◆ **PROBLEM STATEMENT**
Gather each line in the entries that includes the string "What".
+++ SOURCE DATA +++
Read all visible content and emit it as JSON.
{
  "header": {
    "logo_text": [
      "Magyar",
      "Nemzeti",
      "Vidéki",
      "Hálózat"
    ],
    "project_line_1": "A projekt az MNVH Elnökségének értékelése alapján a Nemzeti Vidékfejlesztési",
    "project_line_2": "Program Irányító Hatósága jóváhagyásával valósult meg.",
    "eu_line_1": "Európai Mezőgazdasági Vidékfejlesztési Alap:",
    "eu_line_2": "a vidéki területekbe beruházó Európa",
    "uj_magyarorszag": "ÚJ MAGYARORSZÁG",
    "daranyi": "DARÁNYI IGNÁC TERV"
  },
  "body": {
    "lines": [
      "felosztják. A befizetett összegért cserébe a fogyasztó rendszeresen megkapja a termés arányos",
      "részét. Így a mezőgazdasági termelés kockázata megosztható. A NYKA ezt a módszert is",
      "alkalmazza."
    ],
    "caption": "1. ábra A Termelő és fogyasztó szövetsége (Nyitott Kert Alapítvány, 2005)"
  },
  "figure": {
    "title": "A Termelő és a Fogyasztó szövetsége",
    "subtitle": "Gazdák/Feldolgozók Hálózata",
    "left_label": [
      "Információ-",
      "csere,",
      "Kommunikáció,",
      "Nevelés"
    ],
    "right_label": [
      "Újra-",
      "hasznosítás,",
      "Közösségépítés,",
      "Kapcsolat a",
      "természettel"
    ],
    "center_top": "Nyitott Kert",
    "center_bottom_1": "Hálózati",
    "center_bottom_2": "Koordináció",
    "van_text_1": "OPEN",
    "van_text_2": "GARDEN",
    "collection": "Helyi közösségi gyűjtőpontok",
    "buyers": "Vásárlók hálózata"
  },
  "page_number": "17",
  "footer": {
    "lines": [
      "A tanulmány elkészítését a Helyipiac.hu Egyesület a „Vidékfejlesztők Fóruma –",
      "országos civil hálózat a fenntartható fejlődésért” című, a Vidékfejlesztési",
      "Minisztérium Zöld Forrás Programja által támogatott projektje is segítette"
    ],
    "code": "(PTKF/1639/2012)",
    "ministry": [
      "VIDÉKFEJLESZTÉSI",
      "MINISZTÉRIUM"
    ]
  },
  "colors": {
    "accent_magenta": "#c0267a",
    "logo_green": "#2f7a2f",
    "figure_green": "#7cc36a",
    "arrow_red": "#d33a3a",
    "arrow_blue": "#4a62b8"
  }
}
+++
+++ SOURCE DATA +++
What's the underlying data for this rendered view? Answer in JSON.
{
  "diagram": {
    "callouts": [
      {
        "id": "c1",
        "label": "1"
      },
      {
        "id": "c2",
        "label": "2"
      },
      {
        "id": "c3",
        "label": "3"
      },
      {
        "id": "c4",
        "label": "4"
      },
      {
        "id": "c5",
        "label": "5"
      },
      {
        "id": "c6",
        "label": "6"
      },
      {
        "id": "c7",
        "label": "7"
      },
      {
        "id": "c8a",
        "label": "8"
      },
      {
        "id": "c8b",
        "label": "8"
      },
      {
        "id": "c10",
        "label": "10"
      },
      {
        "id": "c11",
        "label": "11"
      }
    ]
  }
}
+++
+++ SOURCE DATA +++
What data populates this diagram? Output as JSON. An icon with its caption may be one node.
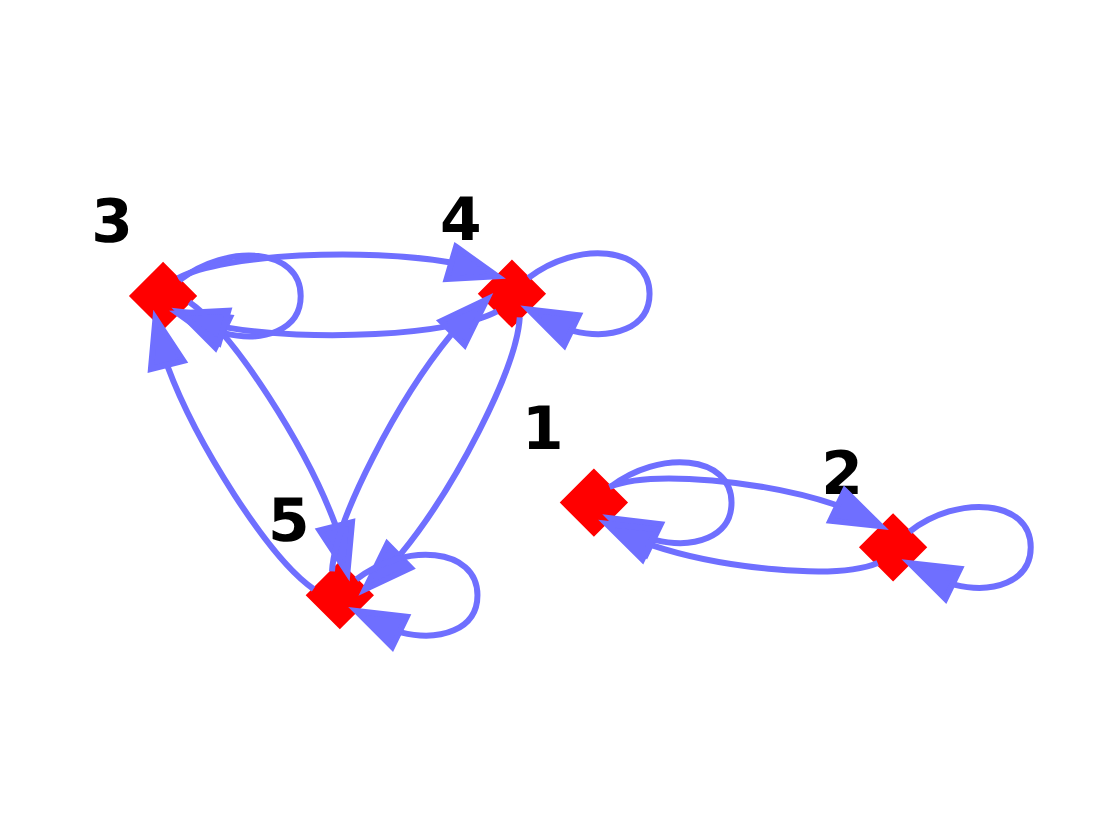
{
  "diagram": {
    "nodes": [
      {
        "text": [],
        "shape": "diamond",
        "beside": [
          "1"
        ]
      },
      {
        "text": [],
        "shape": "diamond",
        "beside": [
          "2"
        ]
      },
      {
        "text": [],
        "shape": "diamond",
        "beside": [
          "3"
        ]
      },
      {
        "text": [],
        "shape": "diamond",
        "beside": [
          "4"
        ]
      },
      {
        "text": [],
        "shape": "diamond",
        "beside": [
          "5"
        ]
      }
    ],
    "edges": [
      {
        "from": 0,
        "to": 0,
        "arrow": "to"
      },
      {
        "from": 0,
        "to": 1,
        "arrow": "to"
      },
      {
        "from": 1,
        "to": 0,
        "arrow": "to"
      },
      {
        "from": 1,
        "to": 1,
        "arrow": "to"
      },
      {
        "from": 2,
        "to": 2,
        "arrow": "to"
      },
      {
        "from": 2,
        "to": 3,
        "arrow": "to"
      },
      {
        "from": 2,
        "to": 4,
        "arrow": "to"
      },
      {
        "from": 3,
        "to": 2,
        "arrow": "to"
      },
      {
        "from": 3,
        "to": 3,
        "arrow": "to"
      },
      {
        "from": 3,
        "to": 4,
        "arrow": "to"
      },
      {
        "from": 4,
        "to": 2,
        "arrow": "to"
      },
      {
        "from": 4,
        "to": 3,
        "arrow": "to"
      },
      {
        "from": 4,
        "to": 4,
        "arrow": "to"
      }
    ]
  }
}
+++
◆ **CORRECT ANSWER**
What's the underlying data for this rendered view? Answer in JSON.
What data populates this diagram? Output as JSON. An icon with its caption may be one node.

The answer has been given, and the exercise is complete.